* [Task objective]: Reproduce every record below exactly as it appears.

### Material provided ###

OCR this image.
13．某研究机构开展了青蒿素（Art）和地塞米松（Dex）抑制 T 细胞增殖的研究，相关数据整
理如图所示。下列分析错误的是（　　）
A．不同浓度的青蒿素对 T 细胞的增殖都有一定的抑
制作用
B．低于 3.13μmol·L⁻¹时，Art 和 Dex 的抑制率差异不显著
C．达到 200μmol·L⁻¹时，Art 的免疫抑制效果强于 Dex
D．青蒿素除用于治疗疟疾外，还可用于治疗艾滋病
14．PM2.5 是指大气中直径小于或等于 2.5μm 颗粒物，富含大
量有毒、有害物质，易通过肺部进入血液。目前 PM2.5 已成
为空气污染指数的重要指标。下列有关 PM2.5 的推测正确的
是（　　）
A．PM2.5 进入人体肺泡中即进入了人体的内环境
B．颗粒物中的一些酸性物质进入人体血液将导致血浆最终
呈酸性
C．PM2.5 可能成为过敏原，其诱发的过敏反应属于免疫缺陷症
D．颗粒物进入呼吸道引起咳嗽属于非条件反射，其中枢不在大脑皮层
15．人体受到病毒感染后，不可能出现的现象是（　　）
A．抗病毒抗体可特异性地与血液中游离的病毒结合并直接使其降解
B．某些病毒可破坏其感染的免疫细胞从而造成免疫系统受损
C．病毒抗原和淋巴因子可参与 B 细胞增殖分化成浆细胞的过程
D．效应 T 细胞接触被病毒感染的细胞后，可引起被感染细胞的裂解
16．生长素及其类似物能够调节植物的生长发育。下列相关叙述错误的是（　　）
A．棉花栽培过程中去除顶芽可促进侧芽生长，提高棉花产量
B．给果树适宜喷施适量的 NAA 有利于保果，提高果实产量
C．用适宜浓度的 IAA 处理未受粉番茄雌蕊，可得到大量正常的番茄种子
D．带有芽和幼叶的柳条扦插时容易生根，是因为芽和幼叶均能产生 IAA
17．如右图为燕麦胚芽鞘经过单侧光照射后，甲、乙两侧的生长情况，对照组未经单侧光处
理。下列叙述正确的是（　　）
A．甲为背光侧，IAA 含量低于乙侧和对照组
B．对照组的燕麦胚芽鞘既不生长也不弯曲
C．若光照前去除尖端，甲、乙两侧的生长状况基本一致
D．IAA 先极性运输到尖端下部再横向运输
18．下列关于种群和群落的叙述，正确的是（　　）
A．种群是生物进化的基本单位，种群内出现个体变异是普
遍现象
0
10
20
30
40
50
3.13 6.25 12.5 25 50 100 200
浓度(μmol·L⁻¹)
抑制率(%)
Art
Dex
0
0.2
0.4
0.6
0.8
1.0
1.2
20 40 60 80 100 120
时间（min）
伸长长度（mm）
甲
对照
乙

###

* [Solution to this task]:
OCR this image.
13．某研究机构开展了青蒿素（Art）和地塞米松（Dex）抑制 T 细胞增殖的研究，相关数据整
理如图所示。下列分析错误的是（　　）
A．不同浓度的青蒿素对 T 细胞的增殖都有一定的抑
制作用
B．低于 3.13μmol·L⁻¹时，Art 和 Dex 的抑制率差异不显著
C．达到 200μmol·L⁻¹时，Art 的免疫抑制效果强于 Dex
D．青蒿素除用于治疗疟疾外，还可用于治疗艾滋病
14．PM2.5 是指大气中直径小于或等于 2.5μm 颗粒物，富含大
量有毒、有害物质，易通过肺部进入血液。目前 PM2.5 已成
为空气污染指数的重要指标。下列有关 PM2.5 的推测正确的
是（　　）
A．PM2.5 进入人体肺泡中即进入了人体的内环境
B．颗粒物中的一些酸性物质进入人体血液将导致血浆最终
呈酸性
C．PM2.5 可能成为过敏原，其诱发的过敏反应属于免疫缺陷症
D．颗粒物进入呼吸道引起咳嗽属于非条件反射，其中枢不在大脑皮层
15．人体受到病毒感染后，不可能出现的现象是（　　）
A．抗病毒抗体可特异性地与血液中游离的病毒结合并直接使其降解
B．某些病毒可破坏其感染的免疫细胞从而造成免疫系统受损
C．病毒抗原和淋巴因子可参与 B 细胞增殖分化成浆细胞的过程
D．效应 T 细胞接触被病毒感染的细胞后，可引起被感染细胞的裂解
16．生长素及其类似物能够调节植物的生长发育。下列相关叙述错误的是（　　）
A．棉花栽培过程中去除顶芽可促进侧芽生长，提高棉花产量
B．给果树适宜喷施适量的 NAA 有利于保果，提高果实产量
C．用适宜浓度的 IAA 处理未受粉番茄雌蕊，可得到大量正常的番茄种子
D．带有芽和幼叶的柳条扦插时容易生根，是因为芽和幼叶均能产生 IAA
17．如右图为燕麦胚芽鞘经过单侧光照射后，甲、乙两侧的生长情况，对照组未经单侧光处
理。下列叙述正确的是（　　）
A．甲为背光侧，IAA 含量低于乙侧和对照组
B．对照组的燕麦胚芽鞘既不生长也不弯曲
C．若光照前去除尖端，甲、乙两侧的生长状况基本一致
D．IAA 先极性运输到尖端下部再横向运输
18．下列关于种群和群落的叙述，正确的是（　　）
A．种群是生物进化的基本单位，种群内出现个体变异是普
遍现象
0
10
20
30
40
50
3.13 6.25 12.5 25 50 100 200
浓度(μmol·L⁻¹)
抑制率(%)
Art
Dex
0
0.2
0.4
0.6
0.8
1.0
1.2
20 40 60 80 100 120
时间（min）
伸长长度（mm）
甲
对照
乙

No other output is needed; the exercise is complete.